Without including any images, repeat the data exactly.

··· LISTING ···

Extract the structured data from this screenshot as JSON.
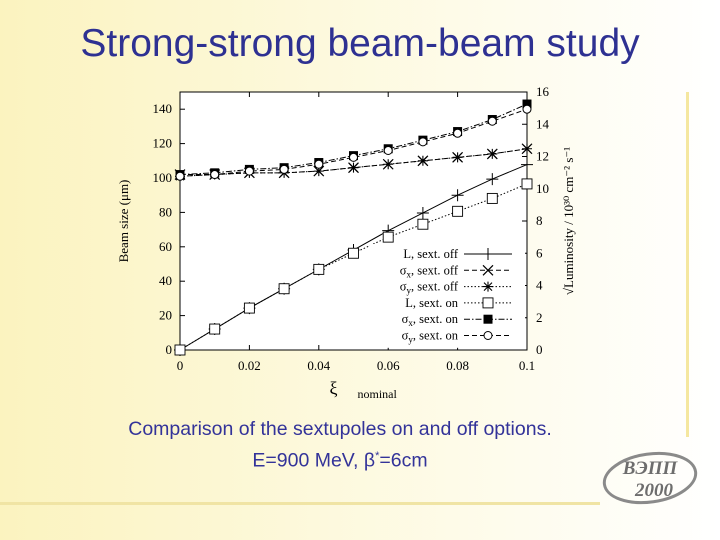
{
  "slide": {
    "title": "Strong-strong beam-beam study",
    "caption_line1": "Comparison of the sextupoles on and off options.",
    "caption_line2_prefix": "E=900 MeV, β",
    "caption_line2_sup": "*",
    "caption_line2_suffix": "=6cm"
  },
  "logo": {
    "text_top": "ВЭПП",
    "text_bottom": "2000",
    "color": "#6d6d6d"
  },
  "chart_data": {
    "type": "line",
    "xlabel": "ξ",
    "xlabel_sub": "nominal",
    "ylabel": "Beam size (μm)",
    "ylabel_right": "√Luminosity / 10³⁰ cm⁻² s⁻¹",
    "xlim": [
      0,
      0.1
    ],
    "ylim": [
      0,
      150
    ],
    "ylim_right": [
      0,
      16
    ],
    "xticks": [
      "0",
      "0.02",
      "0.04",
      "0.06",
      "0.08",
      "0.1"
    ],
    "yticks": [
      "0",
      "20",
      "40",
      "60",
      "80",
      "100",
      "120",
      "140"
    ],
    "yticks_right": [
      "0",
      "2",
      "4",
      "6",
      "8",
      "10",
      "12",
      "14",
      "16"
    ],
    "legend_position": "bottom-right",
    "series": [
      {
        "name": "L, sext. off",
        "axis": "right",
        "marker": "plus",
        "dash": "solid",
        "x": [
          0,
          0.01,
          0.02,
          0.03,
          0.04,
          0.05,
          0.06,
          0.07,
          0.08,
          0.09,
          0.1
        ],
        "y": [
          0,
          1.3,
          2.6,
          3.8,
          5.0,
          6.2,
          7.4,
          8.5,
          9.6,
          10.6,
          11.5
        ]
      },
      {
        "name": "σx, sext. off",
        "axis": "left",
        "marker": "x",
        "dash": "dashed",
        "x": [
          0,
          0.01,
          0.02,
          0.03,
          0.04,
          0.05,
          0.06,
          0.07,
          0.08,
          0.09,
          0.1
        ],
        "y": [
          102,
          102,
          103,
          103,
          104,
          106,
          108,
          110,
          112,
          114,
          117
        ]
      },
      {
        "name": "σy, sext. off",
        "axis": "left",
        "marker": "star",
        "dash": "dotted",
        "x": [
          0,
          0.01,
          0.02,
          0.03,
          0.04,
          0.05,
          0.06,
          0.07,
          0.08,
          0.09,
          0.1
        ],
        "y": [
          101,
          102,
          103,
          103,
          104,
          106,
          108,
          110,
          112,
          114,
          117
        ]
      },
      {
        "name": "L, sext. on",
        "axis": "right",
        "marker": "square-open",
        "dash": "dotted",
        "x": [
          0,
          0.01,
          0.02,
          0.03,
          0.04,
          0.05,
          0.06,
          0.07,
          0.08,
          0.09,
          0.1
        ],
        "y": [
          0,
          1.3,
          2.6,
          3.8,
          5.0,
          6.0,
          7.0,
          7.8,
          8.6,
          9.4,
          10.3
        ]
      },
      {
        "name": "σx, sext. on",
        "axis": "left",
        "marker": "square-filled",
        "dash": "dashdot",
        "x": [
          0,
          0.01,
          0.02,
          0.03,
          0.04,
          0.05,
          0.06,
          0.07,
          0.08,
          0.09,
          0.1
        ],
        "y": [
          102,
          103,
          105,
          106,
          109,
          113,
          117,
          122,
          127,
          134,
          143
        ]
      },
      {
        "name": "σy, sext. on",
        "axis": "left",
        "marker": "circle-open",
        "dash": "dashed",
        "x": [
          0,
          0.01,
          0.02,
          0.03,
          0.04,
          0.05,
          0.06,
          0.07,
          0.08,
          0.09,
          0.1
        ],
        "y": [
          101,
          102,
          104,
          105,
          108,
          112,
          116,
          121,
          126,
          133,
          140
        ]
      }
    ],
    "legend_labels": [
      {
        "base": "L",
        "sub": "",
        "rest": ", sext. off"
      },
      {
        "base": "σ",
        "sub": "x",
        "rest": ", sext. off"
      },
      {
        "base": "σ",
        "sub": "y",
        "rest": ", sext. off"
      },
      {
        "base": "L",
        "sub": "",
        "rest": ", sext. on"
      },
      {
        "base": "σ",
        "sub": "x",
        "rest": ", sext. on"
      },
      {
        "base": "σ",
        "sub": "y",
        "rest": ", sext. on"
      }
    ]
  }
}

···

TASK RESULT:
Extract the structured data from this screenshot as JSON.
{
  "slide": {
    "title": "Strong-strong beam-beam study",
    "caption_line1": "Comparison of the sextupoles on and off options.",
    "caption_line2_prefix": "E=900 MeV, β",
    "caption_line2_sup": "*",
    "caption_line2_suffix": "=6cm"
  },
  "logo": {
    "text_top": "ВЭПП",
    "text_bottom": "2000",
    "color": "#6d6d6d"
  },
  "chart_data": {
    "type": "line",
    "xlabel": "ξ",
    "xlabel_sub": "nominal",
    "ylabel": "Beam size (μm)",
    "ylabel_right": "√Luminosity / 10³⁰ cm⁻² s⁻¹",
    "xlim": [
      0,
      0.1
    ],
    "ylim": [
      0,
      150
    ],
    "ylim_right": [
      0,
      16
    ],
    "xticks": [
      "0",
      "0.02",
      "0.04",
      "0.06",
      "0.08",
      "0.1"
    ],
    "yticks": [
      "0",
      "20",
      "40",
      "60",
      "80",
      "100",
      "120",
      "140"
    ],
    "yticks_right": [
      "0",
      "2",
      "4",
      "6",
      "8",
      "10",
      "12",
      "14",
      "16"
    ],
    "legend_position": "bottom-right",
    "series": [
      {
        "name": "L, sext. off",
        "axis": "right",
        "marker": "plus",
        "dash": "solid",
        "x": [
          0,
          0.01,
          0.02,
          0.03,
          0.04,
          0.05,
          0.06,
          0.07,
          0.08,
          0.09,
          0.1
        ],
        "y": [
          0,
          1.3,
          2.6,
          3.8,
          5.0,
          6.2,
          7.4,
          8.5,
          9.6,
          10.6,
          11.5
        ]
      },
      {
        "name": "σx, sext. off",
        "axis": "left",
        "marker": "x",
        "dash": "dashed",
        "x": [
          0,
          0.01,
          0.02,
          0.03,
          0.04,
          0.05,
          0.06,
          0.07,
          0.08,
          0.09,
          0.1
        ],
        "y": [
          102,
          102,
          103,
          103,
          104,
          106,
          108,
          110,
          112,
          114,
          117
        ]
      },
      {
        "name": "σy, sext. off",
        "axis": "left",
        "marker": "star",
        "dash": "dotted",
        "x": [
          0,
          0.01,
          0.02,
          0.03,
          0.04,
          0.05,
          0.06,
          0.07,
          0.08,
          0.09,
          0.1
        ],
        "y": [
          101,
          102,
          103,
          103,
          104,
          106,
          108,
          110,
          112,
          114,
          117
        ]
      },
      {
        "name": "L, sext. on",
        "axis": "right",
        "marker": "square-open",
        "dash": "dotted",
        "x": [
          0,
          0.01,
          0.02,
          0.03,
          0.04,
          0.05,
          0.06,
          0.07,
          0.08,
          0.09,
          0.1
        ],
        "y": [
          0,
          1.3,
          2.6,
          3.8,
          5.0,
          6.0,
          7.0,
          7.8,
          8.6,
          9.4,
          10.3
        ]
      },
      {
        "name": "σx, sext. on",
        "axis": "left",
        "marker": "square-filled",
        "dash": "dashdot",
        "x": [
          0,
          0.01,
          0.02,
          0.03,
          0.04,
          0.05,
          0.06,
          0.07,
          0.08,
          0.09,
          0.1
        ],
        "y": [
          102,
          103,
          105,
          106,
          109,
          113,
          117,
          122,
          127,
          134,
          143
        ]
      },
      {
        "name": "σy, sext. on",
        "axis": "left",
        "marker": "circle-open",
        "dash": "dashed",
        "x": [
          0,
          0.01,
          0.02,
          0.03,
          0.04,
          0.05,
          0.06,
          0.07,
          0.08,
          0.09,
          0.1
        ],
        "y": [
          101,
          102,
          104,
          105,
          108,
          112,
          116,
          121,
          126,
          133,
          140
        ]
      }
    ],
    "legend_labels": [
      {
        "base": "L",
        "sub": "",
        "rest": ", sext. off"
      },
      {
        "base": "σ",
        "sub": "x",
        "rest": ", sext. off"
      },
      {
        "base": "σ",
        "sub": "y",
        "rest": ", sext. off"
      },
      {
        "base": "L",
        "sub": "",
        "rest": ", sext. on"
      },
      {
        "base": "σ",
        "sub": "x",
        "rest": ", sext. on"
      },
      {
        "base": "σ",
        "sub": "y",
        "rest": ", sext. on"
      }
    ]
  }
}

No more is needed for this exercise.